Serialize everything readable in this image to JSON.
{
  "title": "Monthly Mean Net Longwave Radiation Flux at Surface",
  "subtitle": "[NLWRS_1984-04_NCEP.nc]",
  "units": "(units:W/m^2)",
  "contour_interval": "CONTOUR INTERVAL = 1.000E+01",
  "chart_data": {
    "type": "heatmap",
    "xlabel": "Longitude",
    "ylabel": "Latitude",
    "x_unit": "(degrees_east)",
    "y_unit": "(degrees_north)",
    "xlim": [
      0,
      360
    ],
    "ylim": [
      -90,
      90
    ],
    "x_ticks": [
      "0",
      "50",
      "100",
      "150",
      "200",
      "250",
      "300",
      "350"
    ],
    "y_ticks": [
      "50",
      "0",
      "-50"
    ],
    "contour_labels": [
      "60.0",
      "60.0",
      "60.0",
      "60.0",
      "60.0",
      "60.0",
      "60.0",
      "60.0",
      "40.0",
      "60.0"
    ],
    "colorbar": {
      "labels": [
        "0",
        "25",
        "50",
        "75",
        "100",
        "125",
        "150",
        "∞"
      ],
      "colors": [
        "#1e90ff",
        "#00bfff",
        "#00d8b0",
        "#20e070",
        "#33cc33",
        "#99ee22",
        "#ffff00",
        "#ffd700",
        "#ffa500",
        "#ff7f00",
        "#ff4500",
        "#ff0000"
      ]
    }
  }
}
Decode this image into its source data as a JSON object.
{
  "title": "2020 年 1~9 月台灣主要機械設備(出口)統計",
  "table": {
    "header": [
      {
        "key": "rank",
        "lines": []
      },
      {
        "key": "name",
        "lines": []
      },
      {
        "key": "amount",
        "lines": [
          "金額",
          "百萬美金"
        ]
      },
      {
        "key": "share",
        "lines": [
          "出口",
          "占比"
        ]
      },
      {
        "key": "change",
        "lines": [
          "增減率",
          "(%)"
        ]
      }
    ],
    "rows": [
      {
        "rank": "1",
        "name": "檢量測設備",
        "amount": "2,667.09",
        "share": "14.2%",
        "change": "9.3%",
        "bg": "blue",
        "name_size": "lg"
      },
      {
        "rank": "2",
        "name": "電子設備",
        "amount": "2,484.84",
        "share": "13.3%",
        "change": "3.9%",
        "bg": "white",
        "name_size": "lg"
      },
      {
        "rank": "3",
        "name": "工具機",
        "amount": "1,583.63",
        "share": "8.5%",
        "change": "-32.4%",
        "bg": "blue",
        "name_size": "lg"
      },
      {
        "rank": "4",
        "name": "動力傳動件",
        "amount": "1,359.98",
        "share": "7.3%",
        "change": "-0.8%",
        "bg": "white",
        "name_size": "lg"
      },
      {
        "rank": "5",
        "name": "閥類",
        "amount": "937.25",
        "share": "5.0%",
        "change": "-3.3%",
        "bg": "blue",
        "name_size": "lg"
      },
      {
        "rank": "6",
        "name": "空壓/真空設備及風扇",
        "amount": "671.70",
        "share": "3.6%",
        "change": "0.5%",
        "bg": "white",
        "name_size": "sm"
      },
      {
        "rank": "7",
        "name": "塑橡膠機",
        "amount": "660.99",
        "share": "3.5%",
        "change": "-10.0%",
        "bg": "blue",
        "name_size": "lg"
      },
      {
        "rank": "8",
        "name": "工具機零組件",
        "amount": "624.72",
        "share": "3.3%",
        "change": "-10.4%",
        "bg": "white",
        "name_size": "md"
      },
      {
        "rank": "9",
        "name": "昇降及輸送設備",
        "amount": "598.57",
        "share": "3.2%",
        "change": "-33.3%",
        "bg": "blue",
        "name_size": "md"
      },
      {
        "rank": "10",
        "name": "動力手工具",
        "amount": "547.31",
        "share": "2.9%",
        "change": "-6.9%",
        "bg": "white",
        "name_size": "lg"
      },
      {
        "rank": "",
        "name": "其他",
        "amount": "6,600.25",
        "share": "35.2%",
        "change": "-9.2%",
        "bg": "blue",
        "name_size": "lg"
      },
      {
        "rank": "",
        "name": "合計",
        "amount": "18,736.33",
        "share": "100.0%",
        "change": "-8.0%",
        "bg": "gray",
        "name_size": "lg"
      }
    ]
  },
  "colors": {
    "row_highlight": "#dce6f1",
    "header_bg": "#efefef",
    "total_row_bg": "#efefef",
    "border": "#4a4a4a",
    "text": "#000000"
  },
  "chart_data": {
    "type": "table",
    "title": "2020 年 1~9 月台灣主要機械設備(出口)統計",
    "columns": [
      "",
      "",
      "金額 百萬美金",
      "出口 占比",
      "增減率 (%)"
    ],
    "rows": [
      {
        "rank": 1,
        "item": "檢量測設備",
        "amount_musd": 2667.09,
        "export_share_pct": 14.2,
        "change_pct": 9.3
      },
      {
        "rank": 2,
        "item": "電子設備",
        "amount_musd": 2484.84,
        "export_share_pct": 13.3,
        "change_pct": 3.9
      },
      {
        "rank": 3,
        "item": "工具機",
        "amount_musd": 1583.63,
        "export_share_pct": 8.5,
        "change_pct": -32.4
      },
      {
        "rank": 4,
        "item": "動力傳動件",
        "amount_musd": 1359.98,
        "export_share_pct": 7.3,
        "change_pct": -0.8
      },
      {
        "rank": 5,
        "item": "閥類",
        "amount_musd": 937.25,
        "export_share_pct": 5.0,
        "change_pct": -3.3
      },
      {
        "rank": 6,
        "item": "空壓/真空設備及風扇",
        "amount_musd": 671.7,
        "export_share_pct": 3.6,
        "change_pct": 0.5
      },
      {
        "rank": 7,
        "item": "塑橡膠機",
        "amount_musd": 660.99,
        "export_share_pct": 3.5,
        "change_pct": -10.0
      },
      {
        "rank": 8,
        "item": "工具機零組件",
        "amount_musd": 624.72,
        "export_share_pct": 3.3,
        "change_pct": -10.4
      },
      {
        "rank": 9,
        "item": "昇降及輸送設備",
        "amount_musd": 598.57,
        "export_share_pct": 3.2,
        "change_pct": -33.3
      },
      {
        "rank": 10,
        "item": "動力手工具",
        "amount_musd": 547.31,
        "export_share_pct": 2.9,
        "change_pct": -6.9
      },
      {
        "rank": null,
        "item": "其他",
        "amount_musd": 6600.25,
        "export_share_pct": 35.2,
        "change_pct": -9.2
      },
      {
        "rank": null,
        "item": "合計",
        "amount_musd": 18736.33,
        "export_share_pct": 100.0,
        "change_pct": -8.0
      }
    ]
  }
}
•••
Write out the material from the first line to the last, exactly.

Serialize everything readable in this image to JSON.
{
  "title": "Monthly Mean Net Longwave Radiation Flux at Surface",
  "subtitle": "[NLWRS_1984-04_NCEP.nc]",
  "units": "(units:W/m^2)",
  "contour_interval": "CONTOUR INTERVAL = 1.000E+01",
  "chart_data": {
    "type": "heatmap",
    "xlabel": "Longitude",
    "ylabel": "Latitude",
    "x_unit": "(degrees_east)",
    "y_unit": "(degrees_north)",
    "xlim": [
      0,
      360
    ],
    "ylim": [
      -90,
      90
    ],
    "x_ticks": [
      "0",
      "50",
      "100",
      "150",
      "200",
      "250",
      "300",
      "350"
    ],
    "y_ticks": [
      "50",
      "0",
      "-50"
    ],
    "contour_labels": [
      "60.0",
      "60.0",
      "60.0",
      "60.0",
      "60.0",
      "60.0",
      "60.0",
      "60.0",
      "40.0",
      "60.0"
    ],
    "colorbar": {
      "labels": [
        "0",
        "25",
        "50",
        "75",
        "100",
        "125",
        "150",
        "∞"
      ],
      "colors": [
        "#1e90ff",
        "#00bfff",
        "#00d8b0",
        "#20e070",
        "#33cc33",
        "#99ee22",
        "#ffff00",
        "#ffd700",
        "#ffa500",
        "#ff7f00",
        "#ff4500",
        "#ff0000"
      ]
    }
  }
}
Decode this image into its source data as a JSON object.
{
  "title": "2020 年 1~9 月台灣主要機械設備(出口)統計",
  "table": {
    "header": [
      {
        "key": "rank",
        "lines": []
      },
      {
        "key": "name",
        "lines": []
      },
      {
        "key": "amount",
        "lines": [
          "金額",
          "百萬美金"
        ]
      },
      {
        "key": "share",
        "lines": [
          "出口",
          "占比"
        ]
      },
      {
        "key": "change",
        "lines": [
          "增減率",
          "(%)"
        ]
      }
    ],
    "rows": [
      {
        "rank": "1",
        "name": "檢量測設備",
        "amount": "2,667.09",
        "share": "14.2%",
        "change": "9.3%",
        "bg": "blue",
        "name_size": "lg"
      },
      {
        "rank": "2",
        "name": "電子設備",
        "amount": "2,484.84",
        "share": "13.3%",
        "change": "3.9%",
        "bg": "white",
        "name_size": "lg"
      },
      {
        "rank": "3",
        "name": "工具機",
        "amount": "1,583.63",
        "share": "8.5%",
        "change": "-32.4%",
        "bg": "blue",
        "name_size": "lg"
      },
      {
        "rank": "4",
        "name": "動力傳動件",
        "amount": "1,359.98",
        "share": "7.3%",
        "change": "-0.8%",
        "bg": "white",
        "name_size": "lg"
      },
      {
        "rank": "5",
        "name": "閥類",
        "amount": "937.25",
        "share": "5.0%",
        "change": "-3.3%",
        "bg": "blue",
        "name_size": "lg"
      },
      {
        "rank": "6",
        "name": "空壓/真空設備及風扇",
        "amount": "671.70",
        "share": "3.6%",
        "change": "0.5%",
        "bg": "white",
        "name_size": "sm"
      },
      {
        "rank": "7",
        "name": "塑橡膠機",
        "amount": "660.99",
        "share": "3.5%",
        "change": "-10.0%",
        "bg": "blue",
        "name_size": "lg"
      },
      {
        "rank": "8",
        "name": "工具機零組件",
        "amount": "624.72",
        "share": "3.3%",
        "change": "-10.4%",
        "bg": "white",
        "name_size": "md"
      },
      {
        "rank": "9",
        "name": "昇降及輸送設備",
        "amount": "598.57",
        "share": "3.2%",
        "change": "-33.3%",
        "bg": "blue",
        "name_size": "md"
      },
      {
        "rank": "10",
        "name": "動力手工具",
        "amount": "547.31",
        "share": "2.9%",
        "change": "-6.9%",
        "bg": "white",
        "name_size": "lg"
      },
      {
        "rank": "",
        "name": "其他",
        "amount": "6,600.25",
        "share": "35.2%",
        "change": "-9.2%",
        "bg": "blue",
        "name_size": "lg"
      },
      {
        "rank": "",
        "name": "合計",
        "amount": "18,736.33",
        "share": "100.0%",
        "change": "-8.0%",
        "bg": "gray",
        "name_size": "lg"
      }
    ]
  },
  "colors": {
    "row_highlight": "#dce6f1",
    "header_bg": "#efefef",
    "total_row_bg": "#efefef",
    "border": "#4a4a4a",
    "text": "#000000"
  },
  "chart_data": {
    "type": "table",
    "title": "2020 年 1~9 月台灣主要機械設備(出口)統計",
    "columns": [
      "",
      "",
      "金額 百萬美金",
      "出口 占比",
      "增減率 (%)"
    ],
    "rows": [
      {
        "rank": 1,
        "item": "檢量測設備",
        "amount_musd": 2667.09,
        "export_share_pct": 14.2,
        "change_pct": 9.3
      },
      {
        "rank": 2,
        "item": "電子設備",
        "amount_musd": 2484.84,
        "export_share_pct": 13.3,
        "change_pct": 3.9
      },
      {
        "rank": 3,
        "item": "工具機",
        "amount_musd": 1583.63,
        "export_share_pct": 8.5,
        "change_pct": -32.4
      },
      {
        "rank": 4,
        "item": "動力傳動件",
        "amount_musd": 1359.98,
        "export_share_pct": 7.3,
        "change_pct": -0.8
      },
      {
        "rank": 5,
        "item": "閥類",
        "amount_musd": 937.25,
        "export_share_pct": 5.0,
        "change_pct": -3.3
      },
      {
        "rank": 6,
        "item": "空壓/真空設備及風扇",
        "amount_musd": 671.7,
        "export_share_pct": 3.6,
        "change_pct": 0.5
      },
      {
        "rank": 7,
        "item": "塑橡膠機",
        "amount_musd": 660.99,
        "export_share_pct": 3.5,
        "change_pct": -10.0
      },
      {
        "rank": 8,
        "item": "工具機零組件",
        "amount_musd": 624.72,
        "export_share_pct": 3.3,
        "change_pct": -10.4
      },
      {
        "rank": 9,
        "item": "昇降及輸送設備",
        "amount_musd": 598.57,
        "export_share_pct": 3.2,
        "change_pct": -33.3
      },
      {
        "rank": 10,
        "item": "動力手工具",
        "amount_musd": 547.31,
        "export_share_pct": 2.9,
        "change_pct": -6.9
      },
      {
        "rank": null,
        "item": "其他",
        "amount_musd": 6600.25,
        "export_share_pct": 35.2,
        "change_pct": -9.2
      },
      {
        "rank": null,
        "item": "合計",
        "amount_musd": 18736.33,
        "export_share_pct": 100.0,
        "change_pct": -8.0
      }
    ]
  }
}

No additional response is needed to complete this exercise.